> The task:
Look through the records and report how many lines include the word "title", with no other words.

> Records for the exercise:
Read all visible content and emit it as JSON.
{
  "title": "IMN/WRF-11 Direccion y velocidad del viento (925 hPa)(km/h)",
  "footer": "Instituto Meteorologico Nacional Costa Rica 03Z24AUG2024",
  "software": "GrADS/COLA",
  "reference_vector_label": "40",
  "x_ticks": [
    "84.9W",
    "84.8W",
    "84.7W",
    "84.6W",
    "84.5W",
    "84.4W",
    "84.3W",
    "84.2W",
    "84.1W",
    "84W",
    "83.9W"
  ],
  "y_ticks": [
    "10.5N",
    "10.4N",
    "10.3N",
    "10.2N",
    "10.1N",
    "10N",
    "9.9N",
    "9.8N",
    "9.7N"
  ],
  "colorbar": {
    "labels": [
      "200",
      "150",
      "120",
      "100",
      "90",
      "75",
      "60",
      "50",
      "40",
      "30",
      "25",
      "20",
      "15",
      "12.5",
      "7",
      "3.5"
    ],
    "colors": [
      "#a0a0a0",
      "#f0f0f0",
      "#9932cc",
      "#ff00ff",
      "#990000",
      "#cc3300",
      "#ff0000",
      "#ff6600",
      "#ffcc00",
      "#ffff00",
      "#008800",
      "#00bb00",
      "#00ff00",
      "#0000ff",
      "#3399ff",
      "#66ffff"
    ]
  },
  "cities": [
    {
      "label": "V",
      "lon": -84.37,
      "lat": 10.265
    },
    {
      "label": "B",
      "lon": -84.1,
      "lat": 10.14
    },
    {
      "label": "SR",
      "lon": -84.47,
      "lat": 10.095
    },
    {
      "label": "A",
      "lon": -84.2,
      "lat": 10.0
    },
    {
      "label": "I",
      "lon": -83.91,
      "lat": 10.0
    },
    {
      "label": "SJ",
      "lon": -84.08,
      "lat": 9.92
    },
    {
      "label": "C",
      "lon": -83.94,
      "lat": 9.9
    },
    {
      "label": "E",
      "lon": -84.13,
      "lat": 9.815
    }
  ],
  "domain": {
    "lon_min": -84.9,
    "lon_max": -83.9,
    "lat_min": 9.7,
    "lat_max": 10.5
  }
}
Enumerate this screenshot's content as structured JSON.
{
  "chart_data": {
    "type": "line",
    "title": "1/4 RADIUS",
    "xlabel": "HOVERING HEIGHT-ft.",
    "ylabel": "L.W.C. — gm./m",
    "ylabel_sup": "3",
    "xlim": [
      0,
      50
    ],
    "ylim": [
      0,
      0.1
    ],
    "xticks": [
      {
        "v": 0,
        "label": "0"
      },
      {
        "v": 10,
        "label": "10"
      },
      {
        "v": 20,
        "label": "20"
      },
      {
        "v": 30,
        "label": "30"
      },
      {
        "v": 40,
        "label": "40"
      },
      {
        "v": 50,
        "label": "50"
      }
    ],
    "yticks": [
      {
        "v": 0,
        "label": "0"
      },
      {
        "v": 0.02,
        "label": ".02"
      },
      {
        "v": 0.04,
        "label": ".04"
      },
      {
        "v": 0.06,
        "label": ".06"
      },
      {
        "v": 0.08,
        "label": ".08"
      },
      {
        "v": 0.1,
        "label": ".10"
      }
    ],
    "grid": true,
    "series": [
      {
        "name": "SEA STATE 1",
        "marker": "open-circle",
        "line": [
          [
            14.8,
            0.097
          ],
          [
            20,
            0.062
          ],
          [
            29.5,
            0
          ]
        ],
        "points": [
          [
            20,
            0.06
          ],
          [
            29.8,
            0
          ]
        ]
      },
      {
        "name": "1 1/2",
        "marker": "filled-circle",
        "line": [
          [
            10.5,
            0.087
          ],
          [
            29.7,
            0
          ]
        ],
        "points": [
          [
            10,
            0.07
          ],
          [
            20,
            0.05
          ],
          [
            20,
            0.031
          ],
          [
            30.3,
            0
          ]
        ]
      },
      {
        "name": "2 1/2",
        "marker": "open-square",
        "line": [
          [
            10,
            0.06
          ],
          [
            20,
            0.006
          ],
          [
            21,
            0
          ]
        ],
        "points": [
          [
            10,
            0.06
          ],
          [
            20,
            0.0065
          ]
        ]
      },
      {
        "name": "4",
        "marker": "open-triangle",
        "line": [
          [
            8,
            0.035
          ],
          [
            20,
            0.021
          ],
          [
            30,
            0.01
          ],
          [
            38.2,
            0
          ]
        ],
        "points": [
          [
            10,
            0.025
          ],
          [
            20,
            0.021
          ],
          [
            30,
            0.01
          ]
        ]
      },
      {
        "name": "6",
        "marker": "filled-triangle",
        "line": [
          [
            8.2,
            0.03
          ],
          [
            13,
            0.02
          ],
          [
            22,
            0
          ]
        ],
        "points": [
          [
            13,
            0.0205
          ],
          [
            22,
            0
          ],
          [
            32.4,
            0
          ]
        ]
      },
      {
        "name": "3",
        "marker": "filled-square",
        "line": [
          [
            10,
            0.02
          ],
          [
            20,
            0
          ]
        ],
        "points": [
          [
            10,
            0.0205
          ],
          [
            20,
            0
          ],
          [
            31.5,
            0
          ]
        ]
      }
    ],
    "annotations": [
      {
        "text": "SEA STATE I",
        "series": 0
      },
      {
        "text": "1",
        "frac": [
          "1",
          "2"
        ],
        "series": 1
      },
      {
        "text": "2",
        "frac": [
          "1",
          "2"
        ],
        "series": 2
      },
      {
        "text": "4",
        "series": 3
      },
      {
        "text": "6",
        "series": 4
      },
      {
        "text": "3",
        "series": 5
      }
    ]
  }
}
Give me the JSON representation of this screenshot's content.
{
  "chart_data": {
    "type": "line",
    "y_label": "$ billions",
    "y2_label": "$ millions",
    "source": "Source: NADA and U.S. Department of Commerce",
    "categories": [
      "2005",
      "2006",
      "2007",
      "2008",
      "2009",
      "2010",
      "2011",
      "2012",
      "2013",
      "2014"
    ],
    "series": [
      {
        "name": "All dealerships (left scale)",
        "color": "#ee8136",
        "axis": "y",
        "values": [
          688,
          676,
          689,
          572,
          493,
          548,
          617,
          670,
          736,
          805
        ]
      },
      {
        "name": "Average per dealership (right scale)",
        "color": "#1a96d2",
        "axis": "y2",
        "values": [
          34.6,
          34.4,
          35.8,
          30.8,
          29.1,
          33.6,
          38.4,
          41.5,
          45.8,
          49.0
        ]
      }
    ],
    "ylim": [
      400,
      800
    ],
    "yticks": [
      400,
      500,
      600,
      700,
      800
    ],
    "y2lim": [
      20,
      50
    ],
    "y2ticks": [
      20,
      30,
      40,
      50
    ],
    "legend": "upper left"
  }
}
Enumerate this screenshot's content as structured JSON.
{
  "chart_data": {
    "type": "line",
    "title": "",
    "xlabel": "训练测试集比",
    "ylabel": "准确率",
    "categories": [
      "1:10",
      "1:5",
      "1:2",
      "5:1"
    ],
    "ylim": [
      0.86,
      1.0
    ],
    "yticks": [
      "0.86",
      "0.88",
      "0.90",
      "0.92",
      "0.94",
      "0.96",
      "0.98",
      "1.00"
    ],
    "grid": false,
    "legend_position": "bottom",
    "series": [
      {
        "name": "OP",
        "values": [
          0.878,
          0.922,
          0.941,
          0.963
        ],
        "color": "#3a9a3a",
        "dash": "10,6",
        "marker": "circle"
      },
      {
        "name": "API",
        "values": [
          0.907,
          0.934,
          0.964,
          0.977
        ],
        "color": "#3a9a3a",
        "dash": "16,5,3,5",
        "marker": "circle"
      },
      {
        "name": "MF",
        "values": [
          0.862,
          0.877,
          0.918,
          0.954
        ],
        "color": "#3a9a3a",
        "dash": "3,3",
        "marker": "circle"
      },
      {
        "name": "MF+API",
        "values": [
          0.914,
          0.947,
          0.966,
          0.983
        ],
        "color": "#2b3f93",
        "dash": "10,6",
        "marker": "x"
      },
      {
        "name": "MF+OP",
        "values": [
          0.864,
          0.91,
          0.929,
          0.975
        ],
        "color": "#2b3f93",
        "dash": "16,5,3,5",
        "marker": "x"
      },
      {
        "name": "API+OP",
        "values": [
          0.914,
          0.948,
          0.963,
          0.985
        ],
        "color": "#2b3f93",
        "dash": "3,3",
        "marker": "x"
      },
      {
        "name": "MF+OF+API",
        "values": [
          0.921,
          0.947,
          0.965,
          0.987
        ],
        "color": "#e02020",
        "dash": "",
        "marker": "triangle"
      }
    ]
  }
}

> Response to the exercise:
3